- **Provided material**:
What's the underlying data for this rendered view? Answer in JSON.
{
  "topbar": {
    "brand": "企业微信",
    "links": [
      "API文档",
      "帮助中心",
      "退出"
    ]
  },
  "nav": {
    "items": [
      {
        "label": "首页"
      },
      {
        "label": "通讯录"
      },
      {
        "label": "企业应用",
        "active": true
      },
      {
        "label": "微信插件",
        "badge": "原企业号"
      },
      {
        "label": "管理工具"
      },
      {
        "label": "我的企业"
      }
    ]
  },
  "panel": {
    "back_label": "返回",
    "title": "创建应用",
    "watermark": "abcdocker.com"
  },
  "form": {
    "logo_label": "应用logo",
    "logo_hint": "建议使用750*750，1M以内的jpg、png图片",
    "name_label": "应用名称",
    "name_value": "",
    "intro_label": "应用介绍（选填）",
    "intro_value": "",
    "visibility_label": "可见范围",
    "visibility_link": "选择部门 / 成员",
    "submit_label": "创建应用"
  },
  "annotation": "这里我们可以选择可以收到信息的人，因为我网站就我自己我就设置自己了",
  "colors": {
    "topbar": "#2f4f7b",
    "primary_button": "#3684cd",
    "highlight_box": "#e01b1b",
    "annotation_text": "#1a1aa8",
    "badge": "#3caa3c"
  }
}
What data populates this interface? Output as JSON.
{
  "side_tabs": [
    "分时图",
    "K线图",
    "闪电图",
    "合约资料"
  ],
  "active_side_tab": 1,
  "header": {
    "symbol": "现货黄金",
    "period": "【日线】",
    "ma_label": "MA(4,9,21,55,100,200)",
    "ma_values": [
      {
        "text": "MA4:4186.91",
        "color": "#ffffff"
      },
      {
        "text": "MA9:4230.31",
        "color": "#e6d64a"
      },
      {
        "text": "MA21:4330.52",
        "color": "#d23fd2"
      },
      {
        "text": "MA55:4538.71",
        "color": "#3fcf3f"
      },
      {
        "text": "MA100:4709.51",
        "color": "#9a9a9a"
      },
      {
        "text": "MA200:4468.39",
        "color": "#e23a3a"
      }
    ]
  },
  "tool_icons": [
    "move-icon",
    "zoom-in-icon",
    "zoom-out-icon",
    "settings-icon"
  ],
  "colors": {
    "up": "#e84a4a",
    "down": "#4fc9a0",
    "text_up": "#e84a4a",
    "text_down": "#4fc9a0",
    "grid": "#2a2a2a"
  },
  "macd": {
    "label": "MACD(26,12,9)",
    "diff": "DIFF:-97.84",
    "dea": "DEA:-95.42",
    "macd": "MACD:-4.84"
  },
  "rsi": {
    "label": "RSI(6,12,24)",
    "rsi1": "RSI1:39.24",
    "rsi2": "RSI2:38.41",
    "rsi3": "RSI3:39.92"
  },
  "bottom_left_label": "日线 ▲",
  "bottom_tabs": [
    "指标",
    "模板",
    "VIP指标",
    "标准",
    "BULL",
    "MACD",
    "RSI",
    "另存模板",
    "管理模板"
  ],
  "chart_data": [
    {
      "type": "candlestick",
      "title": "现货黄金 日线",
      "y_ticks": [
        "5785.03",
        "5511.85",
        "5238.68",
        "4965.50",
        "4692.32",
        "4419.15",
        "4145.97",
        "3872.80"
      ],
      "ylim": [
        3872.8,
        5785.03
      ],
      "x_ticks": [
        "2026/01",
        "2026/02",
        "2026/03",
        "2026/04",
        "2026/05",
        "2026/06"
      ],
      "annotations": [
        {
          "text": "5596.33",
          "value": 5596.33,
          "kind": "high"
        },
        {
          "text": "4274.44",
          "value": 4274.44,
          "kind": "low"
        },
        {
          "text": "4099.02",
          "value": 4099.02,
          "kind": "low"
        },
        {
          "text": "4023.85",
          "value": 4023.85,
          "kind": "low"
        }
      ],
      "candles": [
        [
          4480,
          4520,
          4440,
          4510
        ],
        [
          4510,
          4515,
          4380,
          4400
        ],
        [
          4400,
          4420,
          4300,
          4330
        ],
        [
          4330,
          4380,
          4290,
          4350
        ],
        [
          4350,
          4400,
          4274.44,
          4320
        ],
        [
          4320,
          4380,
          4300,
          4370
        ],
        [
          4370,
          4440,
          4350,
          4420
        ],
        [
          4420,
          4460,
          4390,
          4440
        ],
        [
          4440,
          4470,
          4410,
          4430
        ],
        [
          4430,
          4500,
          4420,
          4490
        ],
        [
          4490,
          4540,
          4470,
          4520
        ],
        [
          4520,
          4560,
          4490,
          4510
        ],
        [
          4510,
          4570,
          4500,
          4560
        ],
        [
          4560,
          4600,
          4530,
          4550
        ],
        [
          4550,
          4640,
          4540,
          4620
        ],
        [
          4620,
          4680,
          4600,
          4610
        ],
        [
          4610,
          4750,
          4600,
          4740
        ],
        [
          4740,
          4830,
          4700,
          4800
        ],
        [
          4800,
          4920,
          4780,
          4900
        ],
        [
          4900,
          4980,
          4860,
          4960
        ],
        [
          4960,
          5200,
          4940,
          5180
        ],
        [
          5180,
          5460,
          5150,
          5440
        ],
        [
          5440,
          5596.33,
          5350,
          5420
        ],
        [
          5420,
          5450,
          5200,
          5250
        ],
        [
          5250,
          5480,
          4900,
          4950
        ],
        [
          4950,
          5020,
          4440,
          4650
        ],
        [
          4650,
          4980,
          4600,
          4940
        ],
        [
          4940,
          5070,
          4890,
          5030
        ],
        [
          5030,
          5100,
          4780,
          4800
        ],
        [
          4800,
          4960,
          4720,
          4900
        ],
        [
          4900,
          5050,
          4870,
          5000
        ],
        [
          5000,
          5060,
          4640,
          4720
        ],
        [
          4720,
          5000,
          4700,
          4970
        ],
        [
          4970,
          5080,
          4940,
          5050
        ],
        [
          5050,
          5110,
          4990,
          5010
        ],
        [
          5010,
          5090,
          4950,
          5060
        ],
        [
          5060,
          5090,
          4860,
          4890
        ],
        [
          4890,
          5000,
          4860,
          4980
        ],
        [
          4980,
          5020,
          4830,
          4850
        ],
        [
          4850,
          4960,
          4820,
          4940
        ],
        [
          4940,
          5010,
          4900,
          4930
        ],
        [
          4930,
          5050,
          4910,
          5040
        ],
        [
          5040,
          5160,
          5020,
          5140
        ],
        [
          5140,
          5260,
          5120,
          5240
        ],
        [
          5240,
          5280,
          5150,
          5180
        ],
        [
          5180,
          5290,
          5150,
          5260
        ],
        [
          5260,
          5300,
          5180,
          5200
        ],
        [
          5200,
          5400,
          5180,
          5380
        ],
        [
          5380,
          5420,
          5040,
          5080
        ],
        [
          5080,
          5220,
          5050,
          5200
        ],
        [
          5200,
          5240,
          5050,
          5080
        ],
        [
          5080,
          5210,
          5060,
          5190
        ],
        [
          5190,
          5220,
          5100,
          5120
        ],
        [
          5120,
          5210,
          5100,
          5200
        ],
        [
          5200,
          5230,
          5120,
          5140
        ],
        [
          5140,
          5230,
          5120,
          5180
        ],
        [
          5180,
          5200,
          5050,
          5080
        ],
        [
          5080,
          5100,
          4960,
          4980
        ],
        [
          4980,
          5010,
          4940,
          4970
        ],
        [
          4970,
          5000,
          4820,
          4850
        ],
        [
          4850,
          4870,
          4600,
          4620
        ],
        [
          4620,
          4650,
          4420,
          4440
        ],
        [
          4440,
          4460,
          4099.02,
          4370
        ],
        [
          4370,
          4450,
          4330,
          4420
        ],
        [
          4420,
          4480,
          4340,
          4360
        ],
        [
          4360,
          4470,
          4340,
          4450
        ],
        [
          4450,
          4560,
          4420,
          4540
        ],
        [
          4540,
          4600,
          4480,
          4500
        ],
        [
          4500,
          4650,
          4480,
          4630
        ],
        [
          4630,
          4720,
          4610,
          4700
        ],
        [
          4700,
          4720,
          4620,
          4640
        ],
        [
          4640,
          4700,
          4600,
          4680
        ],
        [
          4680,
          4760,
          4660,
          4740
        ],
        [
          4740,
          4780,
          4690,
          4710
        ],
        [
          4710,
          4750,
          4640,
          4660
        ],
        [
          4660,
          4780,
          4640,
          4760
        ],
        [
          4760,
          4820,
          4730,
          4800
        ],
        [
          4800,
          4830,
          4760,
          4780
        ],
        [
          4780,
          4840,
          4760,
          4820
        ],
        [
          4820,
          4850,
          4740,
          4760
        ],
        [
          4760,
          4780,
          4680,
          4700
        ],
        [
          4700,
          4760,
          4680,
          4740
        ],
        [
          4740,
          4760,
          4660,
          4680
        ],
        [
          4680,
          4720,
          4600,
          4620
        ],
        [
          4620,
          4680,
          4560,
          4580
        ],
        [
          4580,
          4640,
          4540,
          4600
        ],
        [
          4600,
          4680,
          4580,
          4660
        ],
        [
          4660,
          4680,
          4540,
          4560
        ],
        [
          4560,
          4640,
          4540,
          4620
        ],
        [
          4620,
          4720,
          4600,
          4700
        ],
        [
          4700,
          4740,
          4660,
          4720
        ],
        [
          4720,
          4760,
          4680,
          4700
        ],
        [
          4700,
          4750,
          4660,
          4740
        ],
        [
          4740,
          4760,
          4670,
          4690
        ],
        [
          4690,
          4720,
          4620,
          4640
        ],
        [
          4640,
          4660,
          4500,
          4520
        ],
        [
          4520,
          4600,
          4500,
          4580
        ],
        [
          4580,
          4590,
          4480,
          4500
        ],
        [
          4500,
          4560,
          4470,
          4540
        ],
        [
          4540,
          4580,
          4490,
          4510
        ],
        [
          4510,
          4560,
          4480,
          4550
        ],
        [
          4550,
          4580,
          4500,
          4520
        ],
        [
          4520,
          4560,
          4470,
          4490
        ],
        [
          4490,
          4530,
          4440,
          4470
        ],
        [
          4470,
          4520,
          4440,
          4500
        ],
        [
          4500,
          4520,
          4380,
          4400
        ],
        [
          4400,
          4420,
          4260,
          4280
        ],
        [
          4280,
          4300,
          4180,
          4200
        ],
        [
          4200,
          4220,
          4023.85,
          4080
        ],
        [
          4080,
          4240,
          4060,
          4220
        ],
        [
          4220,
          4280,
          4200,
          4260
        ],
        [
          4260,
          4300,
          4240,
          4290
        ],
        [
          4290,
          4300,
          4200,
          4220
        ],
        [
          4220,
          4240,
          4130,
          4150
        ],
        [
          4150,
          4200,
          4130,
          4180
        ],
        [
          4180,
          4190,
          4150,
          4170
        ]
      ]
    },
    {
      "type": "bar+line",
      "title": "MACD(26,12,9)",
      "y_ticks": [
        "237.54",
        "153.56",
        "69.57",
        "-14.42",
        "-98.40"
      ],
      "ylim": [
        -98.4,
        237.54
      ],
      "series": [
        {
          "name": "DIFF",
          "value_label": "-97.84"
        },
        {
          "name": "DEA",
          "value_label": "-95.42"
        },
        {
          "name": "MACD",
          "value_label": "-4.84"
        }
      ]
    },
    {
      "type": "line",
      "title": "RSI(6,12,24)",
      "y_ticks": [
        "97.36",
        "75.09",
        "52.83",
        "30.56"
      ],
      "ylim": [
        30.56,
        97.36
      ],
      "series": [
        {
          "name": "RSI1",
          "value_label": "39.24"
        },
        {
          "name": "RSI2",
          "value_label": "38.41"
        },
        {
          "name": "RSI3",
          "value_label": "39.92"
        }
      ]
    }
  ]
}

- **Task statement**:
Where a line of the entries contains the word "title", copy that line.

- **The output**:
    "title": "创建应用",
      "title": "现货黄金 日线",
      "title": "MACD(26,12,9)",
      "title": "RSI(6,12,24)",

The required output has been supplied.